— REQUIRED WORK —
Answer with one number only: the number of lines that include the word "singular".
·····
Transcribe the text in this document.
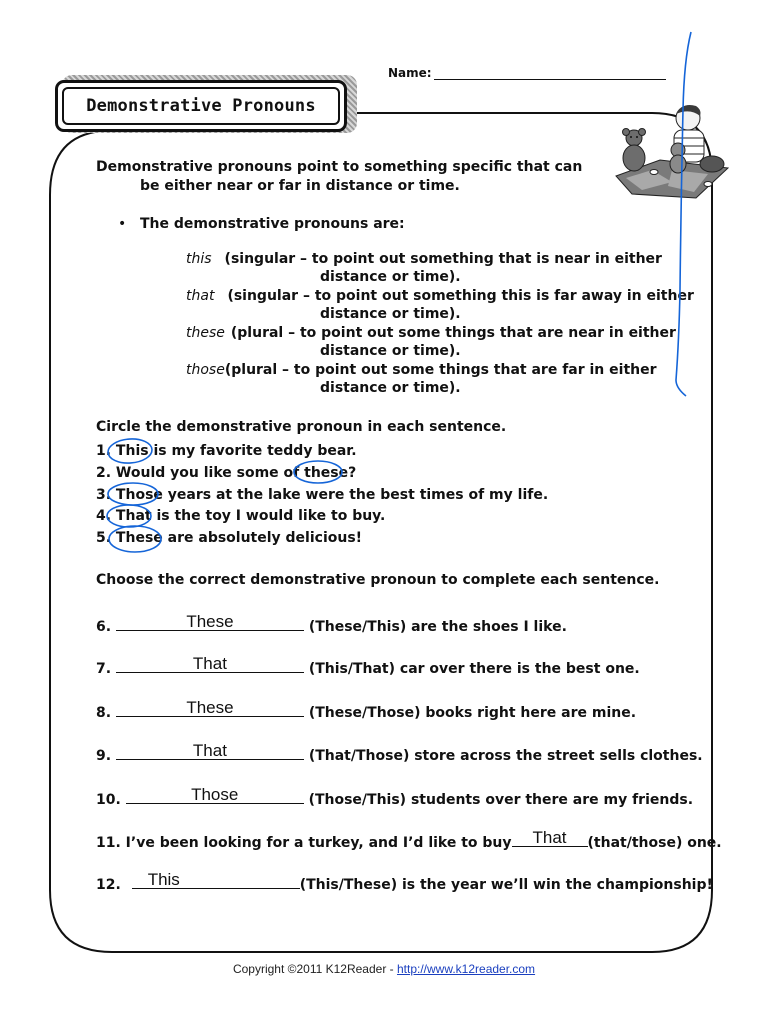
Demonstrative Pronouns
Name:
Demonstrative pronouns point to something specific that can
be either near or far in distance or time.
• The demonstrative pronouns are:
this (singular – to point out something that is near in either
distance or time).
that (singular – to point out something this is far away in either
distance or time).
these (plural – to point out some things that are near in either
distance or time).
those(plural – to point out some things that are far in either
distance or time).
Circle the demonstrative pronoun in each sentence.
1. This is my favorite teddy bear.
2. Would you like some of these?
3. Those years at the lake were the best times of my life.
4. That is the toy I would like to buy.
5. These are absolutely delicious!
Choose the correct demonstrative pronoun to complete each sentence.
6.	These	(These/This) are the shoes I like.
7.	That	(This/That) car over there is the best one.
8.	These	(These/Those) books right here are mine.
9.	That	(That/Those) store across the street sells clothes.
10.	Those	(Those/This) students over there are my friends.
11. I’ve been looking for a turkey, and I’d like to buy	That	(that/those) one.
12. This	(This/These) is the year we’ll win the championship!
Copyright ©2011 K12Reader - http://www.k12reader.com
·····
— FULL ANSWER —
2